## [SUPPLIED RECORDS]
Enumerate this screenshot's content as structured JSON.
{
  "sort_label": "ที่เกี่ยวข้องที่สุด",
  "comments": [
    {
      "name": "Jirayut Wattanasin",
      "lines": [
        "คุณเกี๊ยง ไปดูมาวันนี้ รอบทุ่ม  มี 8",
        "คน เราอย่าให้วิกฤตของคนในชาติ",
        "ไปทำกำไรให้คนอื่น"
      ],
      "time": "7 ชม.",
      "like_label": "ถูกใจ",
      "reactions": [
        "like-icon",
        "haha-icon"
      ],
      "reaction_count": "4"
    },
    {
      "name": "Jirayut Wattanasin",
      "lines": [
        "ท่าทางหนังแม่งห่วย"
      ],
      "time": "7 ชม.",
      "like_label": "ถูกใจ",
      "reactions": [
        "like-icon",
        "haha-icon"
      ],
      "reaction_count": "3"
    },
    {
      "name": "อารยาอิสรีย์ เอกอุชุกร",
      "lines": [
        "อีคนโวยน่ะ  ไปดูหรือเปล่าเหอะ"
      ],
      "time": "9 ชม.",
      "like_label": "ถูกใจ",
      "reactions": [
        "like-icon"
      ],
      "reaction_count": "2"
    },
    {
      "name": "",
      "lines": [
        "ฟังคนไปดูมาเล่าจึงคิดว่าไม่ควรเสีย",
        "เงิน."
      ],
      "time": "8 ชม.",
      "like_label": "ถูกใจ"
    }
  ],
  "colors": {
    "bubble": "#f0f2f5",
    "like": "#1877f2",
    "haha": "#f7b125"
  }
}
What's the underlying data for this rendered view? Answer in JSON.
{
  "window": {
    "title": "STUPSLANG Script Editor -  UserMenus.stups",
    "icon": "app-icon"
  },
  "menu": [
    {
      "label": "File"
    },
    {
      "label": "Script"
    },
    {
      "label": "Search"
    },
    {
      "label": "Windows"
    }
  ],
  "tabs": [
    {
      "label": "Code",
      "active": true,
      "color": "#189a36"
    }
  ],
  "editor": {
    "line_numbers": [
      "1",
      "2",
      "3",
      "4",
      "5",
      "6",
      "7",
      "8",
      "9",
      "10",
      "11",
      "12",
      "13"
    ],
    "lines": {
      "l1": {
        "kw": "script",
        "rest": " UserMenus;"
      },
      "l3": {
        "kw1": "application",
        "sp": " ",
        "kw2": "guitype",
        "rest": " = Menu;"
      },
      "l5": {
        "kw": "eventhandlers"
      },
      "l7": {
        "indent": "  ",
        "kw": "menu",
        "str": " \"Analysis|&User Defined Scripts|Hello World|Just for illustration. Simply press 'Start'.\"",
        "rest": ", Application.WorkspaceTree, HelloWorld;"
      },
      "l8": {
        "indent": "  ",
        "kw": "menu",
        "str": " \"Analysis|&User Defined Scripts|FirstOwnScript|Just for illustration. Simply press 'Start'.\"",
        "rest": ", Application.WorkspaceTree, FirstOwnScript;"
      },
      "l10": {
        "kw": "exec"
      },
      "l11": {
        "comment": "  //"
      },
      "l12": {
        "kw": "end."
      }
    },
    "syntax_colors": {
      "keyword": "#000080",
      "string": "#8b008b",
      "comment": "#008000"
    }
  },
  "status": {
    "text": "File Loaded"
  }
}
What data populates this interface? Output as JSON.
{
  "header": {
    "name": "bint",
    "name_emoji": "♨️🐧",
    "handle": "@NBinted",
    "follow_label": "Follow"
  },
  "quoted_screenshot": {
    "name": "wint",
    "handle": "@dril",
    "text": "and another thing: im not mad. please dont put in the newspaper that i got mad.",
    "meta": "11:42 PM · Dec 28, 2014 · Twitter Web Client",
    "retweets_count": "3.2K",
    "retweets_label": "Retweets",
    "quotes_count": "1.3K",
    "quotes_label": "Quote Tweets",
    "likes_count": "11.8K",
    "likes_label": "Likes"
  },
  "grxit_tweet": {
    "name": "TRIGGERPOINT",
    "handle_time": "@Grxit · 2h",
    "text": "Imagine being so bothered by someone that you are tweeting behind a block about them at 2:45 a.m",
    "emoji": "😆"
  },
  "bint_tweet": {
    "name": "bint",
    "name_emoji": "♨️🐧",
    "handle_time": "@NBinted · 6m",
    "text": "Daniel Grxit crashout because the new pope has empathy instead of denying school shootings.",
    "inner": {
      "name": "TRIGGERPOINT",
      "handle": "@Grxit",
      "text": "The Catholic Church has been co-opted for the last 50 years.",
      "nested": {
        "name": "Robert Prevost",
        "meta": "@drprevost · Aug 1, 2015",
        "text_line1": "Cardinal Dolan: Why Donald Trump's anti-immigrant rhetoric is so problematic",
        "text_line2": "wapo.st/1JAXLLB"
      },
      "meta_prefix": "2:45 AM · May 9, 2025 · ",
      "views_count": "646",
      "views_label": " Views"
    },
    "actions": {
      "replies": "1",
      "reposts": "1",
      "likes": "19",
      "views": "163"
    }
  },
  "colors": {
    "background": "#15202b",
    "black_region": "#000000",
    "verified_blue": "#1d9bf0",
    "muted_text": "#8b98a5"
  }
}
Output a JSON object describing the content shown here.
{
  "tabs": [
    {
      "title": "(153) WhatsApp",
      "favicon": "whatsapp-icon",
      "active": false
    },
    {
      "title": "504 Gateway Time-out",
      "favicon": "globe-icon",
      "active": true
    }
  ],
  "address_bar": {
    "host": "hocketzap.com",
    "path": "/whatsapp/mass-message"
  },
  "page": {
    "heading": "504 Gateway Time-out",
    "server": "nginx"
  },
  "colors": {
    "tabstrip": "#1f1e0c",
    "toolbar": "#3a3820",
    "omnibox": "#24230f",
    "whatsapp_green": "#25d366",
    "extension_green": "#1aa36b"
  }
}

## [YOUR GOAL]
The word "active" appears in how many lines of the data? Answer with only the number.

## [OUTPUT OF THE EXERCISE]
3